EXERCISE GOAL:
Arrange these lines as a numbered list, skipping blank lines and leaving out the pictures.

(Element box annotations)
——————————
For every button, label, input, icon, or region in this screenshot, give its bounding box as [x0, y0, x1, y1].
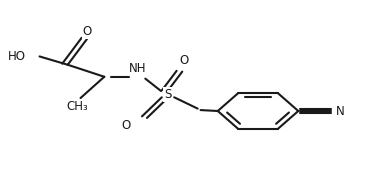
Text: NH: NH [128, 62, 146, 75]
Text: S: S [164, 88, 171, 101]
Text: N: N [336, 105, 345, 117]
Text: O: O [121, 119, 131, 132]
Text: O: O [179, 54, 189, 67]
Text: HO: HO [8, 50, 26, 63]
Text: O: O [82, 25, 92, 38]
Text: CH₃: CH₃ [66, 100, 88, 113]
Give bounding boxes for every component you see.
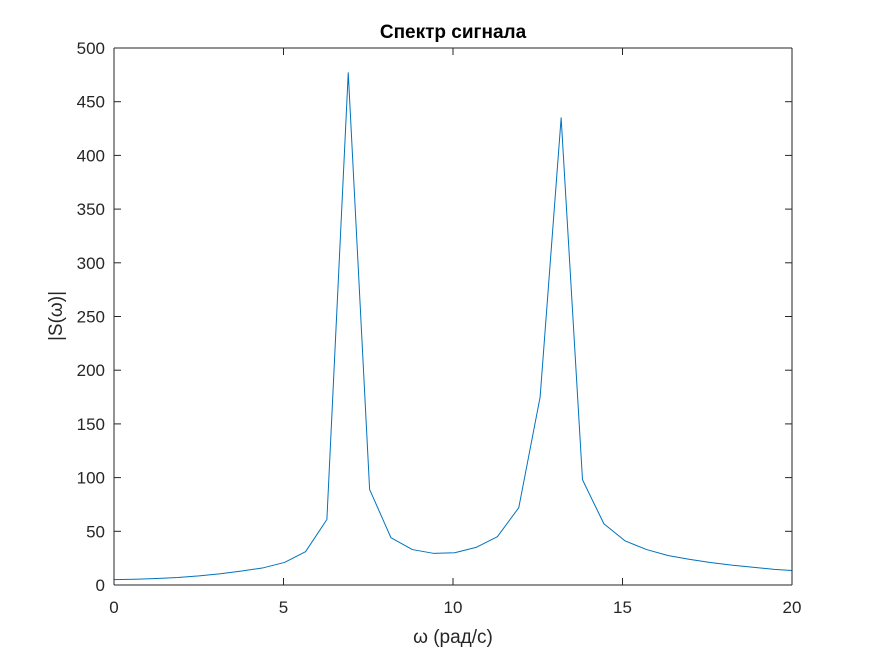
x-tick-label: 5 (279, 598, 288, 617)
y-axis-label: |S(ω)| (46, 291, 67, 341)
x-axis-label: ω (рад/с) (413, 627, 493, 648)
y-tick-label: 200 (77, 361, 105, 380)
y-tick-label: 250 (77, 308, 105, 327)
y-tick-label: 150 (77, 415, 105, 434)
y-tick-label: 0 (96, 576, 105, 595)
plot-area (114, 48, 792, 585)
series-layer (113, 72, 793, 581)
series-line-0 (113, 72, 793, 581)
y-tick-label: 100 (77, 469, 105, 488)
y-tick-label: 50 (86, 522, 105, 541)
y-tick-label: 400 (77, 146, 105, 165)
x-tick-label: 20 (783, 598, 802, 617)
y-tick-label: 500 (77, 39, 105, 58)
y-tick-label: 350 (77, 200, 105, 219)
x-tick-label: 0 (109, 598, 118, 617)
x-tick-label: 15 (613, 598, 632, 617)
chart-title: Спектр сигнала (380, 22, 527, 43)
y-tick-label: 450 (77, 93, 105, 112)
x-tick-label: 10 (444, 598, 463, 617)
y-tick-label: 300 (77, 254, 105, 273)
——————————
CORRECT RESULT:
1. For every button, label, input, icon, or region in this screenshot, give its bounding box as [x0, y0, x1, y1].
2. Text: NH: NH [128, 62, 146, 75]
3. Text: S: S [164, 88, 171, 101]
4. Text: N: N [336, 105, 345, 117]
5. Text: O: O [121, 119, 131, 132]
6. Text: O: O [179, 54, 189, 67]
7. Text: HO: HO [8, 50, 26, 63]
8. Text: O: O [82, 25, 92, 38]
9. Text: CH₃: CH₃ [66, 100, 88, 113]
10. Give bounding boxes for every component you see.
11. x-tick-label: 5 (279, 598, 288, 617)
12. y-axis-label: |S(ω)| (46, 291, 67, 341)
13. x-axis-label: ω (рад/с) (413, 627, 493, 648)
14. y-tick-label: 200 (77, 361, 105, 380)
15. y-tick-label: 250 (77, 308, 105, 327)
16. y-tick-label: 150 (77, 415, 105, 434)
17. y-tick-label: 0 (96, 576, 105, 595)
18. plot-area (114, 48, 792, 585)
19. series-layer (113, 72, 793, 581)
20. series-line-0 (113, 72, 793, 581)
21. y-tick-label: 100 (77, 469, 105, 488)
22. y-tick-label: 50 (86, 522, 105, 541)
23. y-tick-label: 400 (77, 146, 105, 165)
24. x-tick-label: 20 (783, 598, 802, 617)
25. y-tick-label: 500 (77, 39, 105, 58)
26. y-tick-label: 350 (77, 200, 105, 219)
27. x-tick-label: 0 (109, 598, 118, 617)
28. x-tick-label: 15 (613, 598, 632, 617)
29. chart-title: Спектр сигнала (380, 22, 527, 43)
30. y-tick-label: 450 (77, 93, 105, 112)
31. x-tick-label: 10 (444, 598, 463, 617)
32. y-tick-label: 300 (77, 254, 105, 273)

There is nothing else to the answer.